━━━ Recorded information ━━━
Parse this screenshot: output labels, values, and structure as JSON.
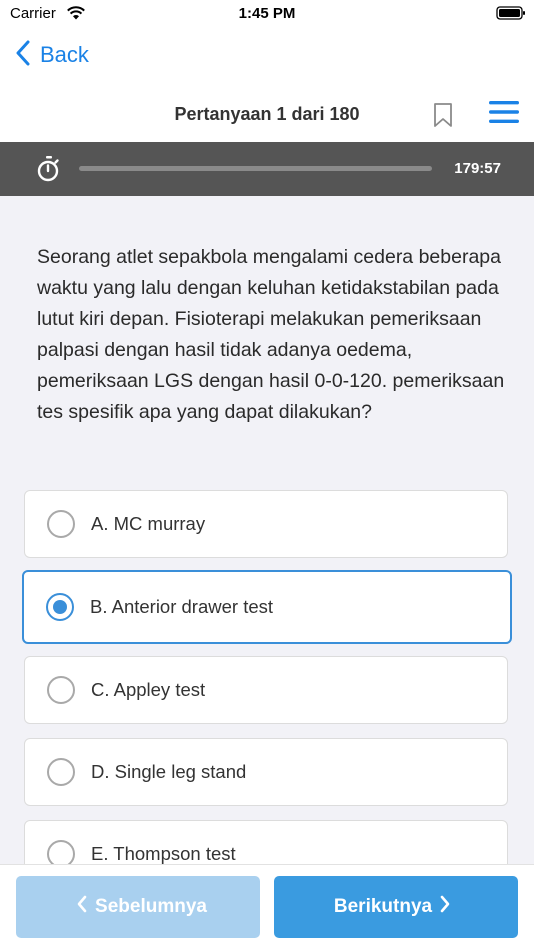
{
  "status_bar": {
    "carrier": "Carrier",
    "time": "1:45 PM"
  },
  "nav": {
    "back_label": "Back",
    "title": "Pertanyaan 1 dari 180"
  },
  "timer": {
    "remaining": "179:57",
    "progress_fraction": 0.0
  },
  "question": {
    "text": "Seorang atlet sepakbola mengalami cedera beberapa waktu yang lalu dengan keluhan ketidakstabilan pada lutut kiri depan. Fisioterapi melakukan pemeriksaan palpasi dengan hasil tidak adanya oedema, pemeriksaan LGS dengan hasil 0-0-120. pemeriksaan tes spesifik apa yang dapat dilakukan?"
  },
  "options": [
    {
      "label": "A. MC murray",
      "selected": false
    },
    {
      "label": "B. Anterior drawer test",
      "selected": true
    },
    {
      "label": "C. Appley test",
      "selected": false
    },
    {
      "label": "D. Single leg stand",
      "selected": false
    },
    {
      "label": "E. Thompson test",
      "selected": false
    }
  ],
  "footer": {
    "prev_label": "Sebelumnya",
    "next_label": "Berikutnya"
  },
  "colors": {
    "accent": "#1a82e6",
    "selected_border": "#3a8fd9",
    "timer_bg": "#555555",
    "next_bg": "#3a9be0",
    "prev_bg": "#a9d0ef"
  },
  "icons": [
    "wifi-icon",
    "battery-icon",
    "back-chevron-icon",
    "bookmark-icon",
    "menu-icon",
    "stopwatch-icon",
    "chevron-left-icon",
    "chevron-right-icon"
  ]
}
━━━
Without including the pictures, reproduce all entries exactly.

Parse this screenshot: output labels, values, and structure as JSON.
{
  "status_bar": {
    "carrier": "Carrier",
    "time": "1:45 PM"
  },
  "nav": {
    "back_label": "Back",
    "title": "Pertanyaan 1 dari 180"
  },
  "timer": {
    "remaining": "179:57",
    "progress_fraction": 0.0
  },
  "question": {
    "text": "Seorang atlet sepakbola mengalami cedera beberapa waktu yang lalu dengan keluhan ketidakstabilan pada lutut kiri depan. Fisioterapi melakukan pemeriksaan palpasi dengan hasil tidak adanya oedema, pemeriksaan LGS dengan hasil 0-0-120. pemeriksaan tes spesifik apa yang dapat dilakukan?"
  },
  "options": [
    {
      "label": "A. MC murray",
      "selected": false
    },
    {
      "label": "B. Anterior drawer test",
      "selected": true
    },
    {
      "label": "C. Appley test",
      "selected": false
    },
    {
      "label": "D. Single leg stand",
      "selected": false
    },
    {
      "label": "E. Thompson test",
      "selected": false
    }
  ],
  "footer": {
    "prev_label": "Sebelumnya",
    "next_label": "Berikutnya"
  },
  "colors": {
    "accent": "#1a82e6",
    "selected_border": "#3a8fd9",
    "timer_bg": "#555555",
    "next_bg": "#3a9be0",
    "prev_bg": "#a9d0ef"
  },
  "icons": [
    "wifi-icon",
    "battery-icon",
    "back-chevron-icon",
    "bookmark-icon",
    "menu-icon",
    "stopwatch-icon",
    "chevron-left-icon",
    "chevron-right-icon"
  ]
}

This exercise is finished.